#### [Brief]
Please rewrite the records, beginning at the line that has "svg-text:2002: 2002 — [160, 378, 172, 402]" and stopping after the line that has "svg-text:2012: 2012 — [333, 378, 345, 402]", with "svg-text" changed to "chart-text" and nothing else altered. Give only those lines.

** BEGIN Supplied information **

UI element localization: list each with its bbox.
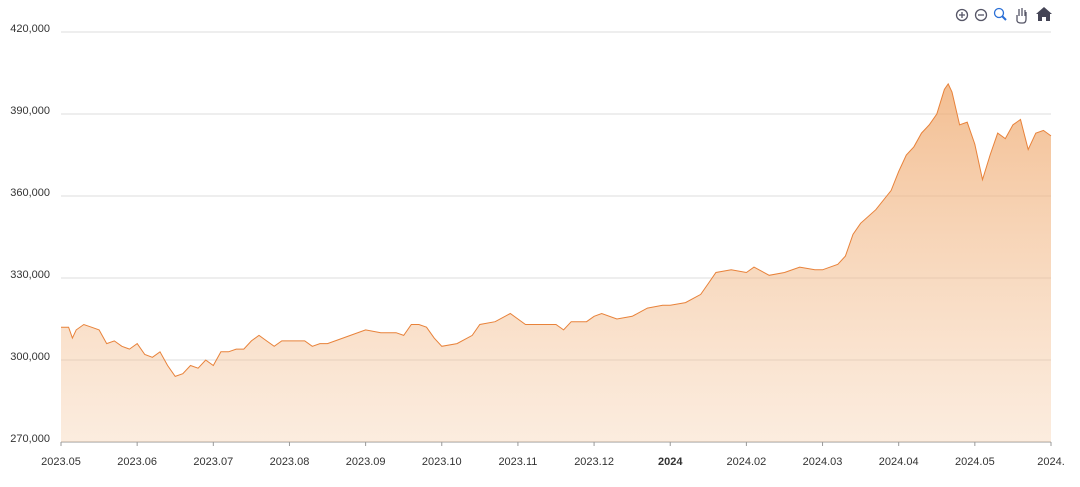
reset-button[interactable]	[1036, 7, 1052, 21]
x-tick-label: 2024.03	[803, 456, 843, 468]
x-tick-label: 2023.09	[346, 456, 386, 468]
y-tick-label: 300,000	[10, 351, 50, 363]
pan-button[interactable]	[1016, 8, 1027, 24]
y-tick-label: 330,000	[10, 269, 50, 281]
x-tick-label: 2023.06	[117, 456, 157, 468]
zoom-in-button[interactable]	[955, 8, 969, 22]
y-tick-label: 420,000	[10, 23, 50, 35]
x-tick-label: 2023.08	[270, 456, 310, 468]
x-tick-label: 2023.12	[574, 456, 614, 468]
x-tick-label: 2023.07	[193, 456, 233, 468]
area-line	[61, 82, 1052, 377]
x-tick-label: 2024.05	[955, 456, 995, 468]
x-tick-label: 2024.	[1037, 456, 1065, 468]
x-tick-label: 2023.10	[422, 456, 462, 468]
x-tick-label: 2024.02	[727, 456, 767, 468]
y-tick-label: 270,000	[10, 433, 50, 445]
y-tick-label: 390,000	[10, 105, 50, 117]
x-tick-label: 2024.04	[879, 456, 919, 468]
zoom-out-button[interactable]	[974, 8, 988, 22]
toolbar	[955, 7, 1052, 24]
plot-area: 270,000 300,000 330,000 360,000 390,000 420,0…	[10, 23, 1065, 468]
x-tick-label: 2023.05	[41, 456, 81, 468]
y-tick-label: 360,000	[10, 187, 50, 199]
area-fill	[61, 83, 1051, 443]
x-tick-label: 2023.11	[498, 456, 537, 468]
zoom-button[interactable]	[993, 7, 1007, 21]
x-tick-label: 2024	[658, 456, 683, 468]
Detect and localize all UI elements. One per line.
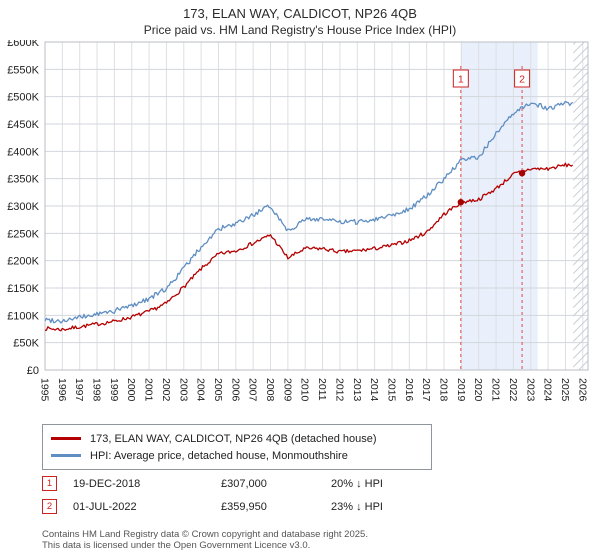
svg-text:2002: 2002 — [160, 378, 172, 402]
svg-text:2015: 2015 — [385, 378, 397, 402]
svg-text:1999: 1999 — [108, 378, 120, 402]
svg-text:£100K: £100K — [7, 310, 39, 322]
svg-text:2013: 2013 — [351, 378, 363, 402]
legend-item-property: 173, ELAN WAY, CALDICOT, NP26 4QB (detac… — [51, 430, 423, 447]
footer-line-2: This data is licensed under the Open Gov… — [42, 540, 311, 551]
svg-text:2026: 2026 — [576, 378, 588, 402]
transaction-2-hpi-delta: 23% ↓ HPI — [331, 500, 383, 513]
svg-text:2016: 2016 — [403, 378, 415, 402]
svg-text:2012: 2012 — [333, 378, 345, 402]
transaction-row-2: 2 01-JUL-2022 £359,950 23% ↓ HPI — [42, 499, 383, 514]
transaction-2-date: 01-JUL-2022 — [73, 500, 137, 513]
svg-text:£550K: £550K — [7, 64, 39, 76]
page-subtitle: Price paid vs. HM Land Registry's House … — [143, 23, 457, 37]
svg-text:2006: 2006 — [229, 378, 241, 402]
transaction-1-hpi-delta: 20% ↓ HPI — [331, 477, 383, 490]
chart-legend: 173, ELAN WAY, CALDICOT, NP26 4QB (detac… — [42, 424, 432, 470]
svg-text:£0: £0 — [27, 365, 39, 377]
svg-text:2000: 2000 — [125, 378, 137, 402]
svg-text:£200K: £200K — [7, 256, 39, 268]
transaction-1-date: 19-DEC-2018 — [73, 477, 141, 490]
transaction-row-1: 1 19-DEC-2018 £307,000 20% ↓ HPI — [42, 476, 383, 491]
svg-text:2009: 2009 — [281, 378, 293, 402]
svg-text:2023: 2023 — [524, 378, 536, 402]
svg-text:£150K: £150K — [7, 283, 39, 295]
transaction-1-price: £307,000 — [221, 477, 267, 490]
svg-text:£600K: £600K — [7, 40, 39, 49]
price-history-chart: £0 £50K £100K £150K £200K £250K £300K £350K £400… — [7, 40, 589, 402]
svg-text:2018: 2018 — [438, 378, 450, 402]
svg-text:2014: 2014 — [368, 378, 380, 402]
transaction-1-marker: 1 — [42, 476, 57, 491]
transaction-2-price: £359,950 — [221, 500, 267, 513]
svg-text:£350K: £350K — [7, 174, 39, 186]
footer-line-1: Contains HM Land Registry data © Crown c… — [42, 529, 368, 540]
legend-label-property: 173, ELAN WAY, CALDICOT, NP26 4QB (detac… — [90, 432, 377, 445]
svg-text:2008: 2008 — [264, 378, 276, 402]
legend-item-hpi: HPI: Average price, detached house, Monm… — [51, 447, 423, 464]
svg-text:2022: 2022 — [507, 378, 519, 402]
license-footer: Contains HM Land Registry data © Crown c… — [42, 529, 368, 551]
svg-text:2: 2 — [519, 74, 525, 86]
svg-text:1995: 1995 — [39, 378, 51, 402]
svg-text:2001: 2001 — [143, 378, 155, 402]
legend-line-swatch-property — [51, 437, 81, 440]
svg-text:2021: 2021 — [490, 378, 502, 402]
page-title: 173, ELAN WAY, CALDICOT, NP26 4QB — [183, 6, 417, 21]
svg-text:2005: 2005 — [212, 378, 224, 402]
legend-label-hpi: HPI: Average price, detached house, Monm… — [90, 449, 348, 462]
transaction-2-marker: 2 — [42, 499, 57, 514]
svg-text:2020: 2020 — [472, 378, 484, 402]
svg-text:£450K: £450K — [7, 119, 39, 131]
svg-text:1998: 1998 — [91, 378, 103, 402]
svg-text:£50K: £50K — [13, 338, 39, 350]
svg-text:2010: 2010 — [299, 378, 311, 402]
svg-text:2019: 2019 — [455, 378, 467, 402]
svg-text:£300K: £300K — [7, 201, 39, 213]
legend-line-swatch-hpi — [51, 454, 81, 457]
svg-text:1997: 1997 — [73, 378, 85, 402]
svg-text:2007: 2007 — [247, 378, 259, 402]
svg-text:1: 1 — [458, 74, 464, 86]
svg-text:2017: 2017 — [420, 378, 432, 402]
svg-text:2003: 2003 — [177, 378, 189, 402]
svg-text:£500K: £500K — [7, 92, 39, 104]
svg-text:£400K: £400K — [7, 146, 39, 158]
svg-text:2011: 2011 — [316, 378, 328, 401]
svg-text:2025: 2025 — [559, 378, 571, 402]
svg-text:£250K: £250K — [7, 228, 39, 240]
svg-text:2024: 2024 — [542, 378, 554, 402]
svg-text:2004: 2004 — [195, 378, 207, 402]
svg-text:1996: 1996 — [56, 378, 68, 402]
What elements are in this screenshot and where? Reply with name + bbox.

** END Supplied information **

#### [Answer for the task]
chart-text:2002: 2002 — [160, 378, 172, 402]
chart-text:2015: 2015 — [385, 378, 397, 402]
chart-text:1999: 1999 — [108, 378, 120, 402]
chart-text:£100K: £100K — [7, 310, 39, 322]
chart-text:2013: 2013 — [351, 378, 363, 402]
legend-item-property: 173, ELAN WAY, CALDICOT, NP26 4QB (detac… — [51, 430, 423, 447]
footer-line-2: This data is licensed under the Open Gov… — [42, 540, 311, 551]
chart-text:2026: 2026 — [576, 378, 588, 402]
transaction-2-hpi-delta: 23% ↓ HPI — [331, 500, 383, 513]
chart-text:2016: 2016 — [403, 378, 415, 402]
chart-text:2012: 2012 — [333, 378, 345, 402]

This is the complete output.